#### [WHAT IS ASKED]
Go through the lines below. Copy those with "this".

#### [DATA LINES]

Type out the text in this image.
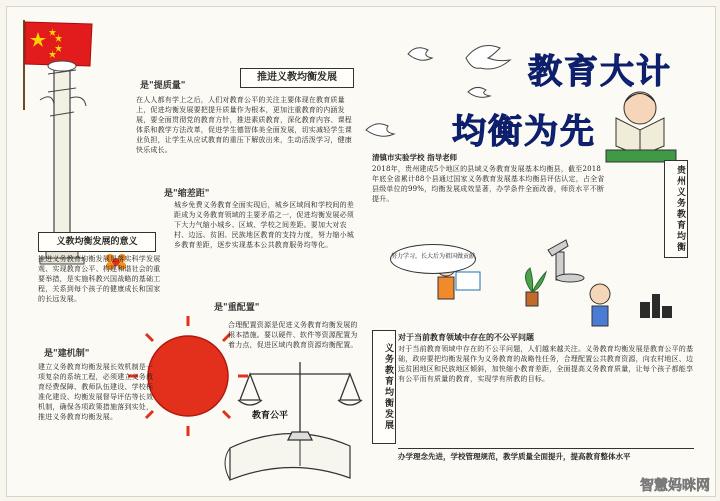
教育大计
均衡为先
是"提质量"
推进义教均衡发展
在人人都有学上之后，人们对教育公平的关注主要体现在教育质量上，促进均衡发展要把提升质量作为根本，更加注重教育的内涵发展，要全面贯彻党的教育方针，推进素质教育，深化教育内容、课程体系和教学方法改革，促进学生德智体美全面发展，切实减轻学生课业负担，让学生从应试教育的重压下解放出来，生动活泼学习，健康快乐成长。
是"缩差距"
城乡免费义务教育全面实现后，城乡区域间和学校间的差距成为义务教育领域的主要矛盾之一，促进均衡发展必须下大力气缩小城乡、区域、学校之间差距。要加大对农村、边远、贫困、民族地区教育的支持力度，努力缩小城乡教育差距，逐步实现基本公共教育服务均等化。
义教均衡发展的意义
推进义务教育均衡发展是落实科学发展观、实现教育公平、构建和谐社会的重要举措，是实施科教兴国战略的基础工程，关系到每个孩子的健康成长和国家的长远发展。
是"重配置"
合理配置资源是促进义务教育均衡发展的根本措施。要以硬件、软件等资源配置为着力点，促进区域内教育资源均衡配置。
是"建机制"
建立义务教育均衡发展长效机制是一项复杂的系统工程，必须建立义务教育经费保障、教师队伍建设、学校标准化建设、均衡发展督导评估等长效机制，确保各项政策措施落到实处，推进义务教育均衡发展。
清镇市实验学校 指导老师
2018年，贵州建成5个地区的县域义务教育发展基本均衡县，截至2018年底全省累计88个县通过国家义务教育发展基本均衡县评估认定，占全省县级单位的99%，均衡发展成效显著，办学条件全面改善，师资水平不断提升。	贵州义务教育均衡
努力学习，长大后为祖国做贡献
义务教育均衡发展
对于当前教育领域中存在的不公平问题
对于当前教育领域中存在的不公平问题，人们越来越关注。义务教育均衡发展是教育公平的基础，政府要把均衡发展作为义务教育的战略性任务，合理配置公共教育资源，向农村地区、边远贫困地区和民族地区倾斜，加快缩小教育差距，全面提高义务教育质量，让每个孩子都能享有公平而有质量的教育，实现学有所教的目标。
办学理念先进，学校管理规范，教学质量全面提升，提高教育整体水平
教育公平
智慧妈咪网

--

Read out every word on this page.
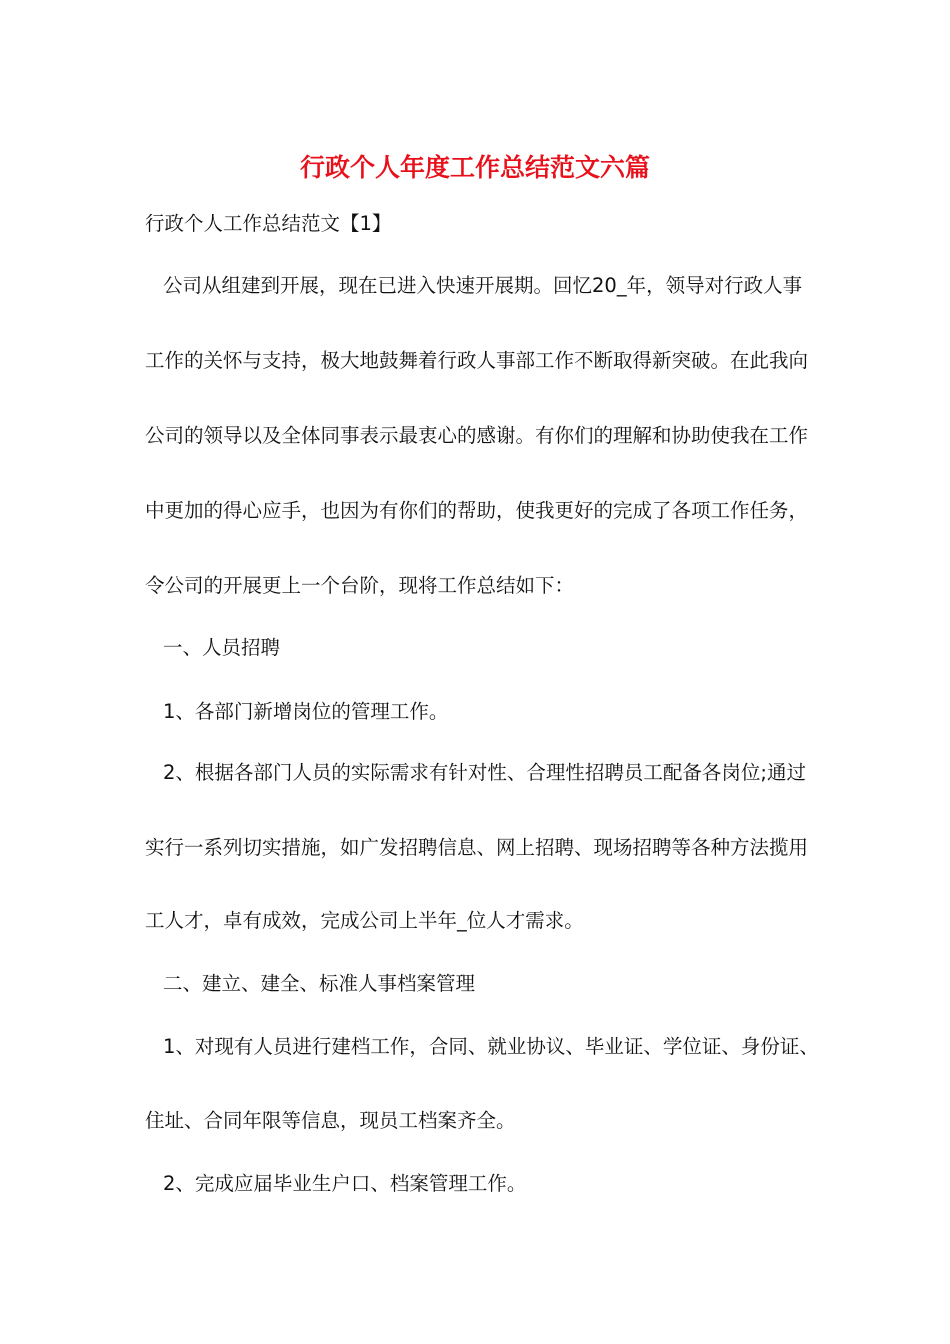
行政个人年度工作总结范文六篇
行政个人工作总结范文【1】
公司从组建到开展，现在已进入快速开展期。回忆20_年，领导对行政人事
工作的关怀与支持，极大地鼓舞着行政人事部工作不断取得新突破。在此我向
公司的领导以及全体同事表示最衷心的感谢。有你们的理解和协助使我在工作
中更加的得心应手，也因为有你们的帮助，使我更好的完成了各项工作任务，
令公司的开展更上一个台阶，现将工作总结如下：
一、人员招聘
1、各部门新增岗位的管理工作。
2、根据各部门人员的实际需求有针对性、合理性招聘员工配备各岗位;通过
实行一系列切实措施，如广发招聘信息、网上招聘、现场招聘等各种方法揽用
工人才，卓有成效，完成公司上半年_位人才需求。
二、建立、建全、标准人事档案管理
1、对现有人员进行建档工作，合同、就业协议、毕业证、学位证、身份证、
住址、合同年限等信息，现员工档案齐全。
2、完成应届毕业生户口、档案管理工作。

#### [COMPLETE ANSWER]
Type out the text in this image.
Read out every word on this page.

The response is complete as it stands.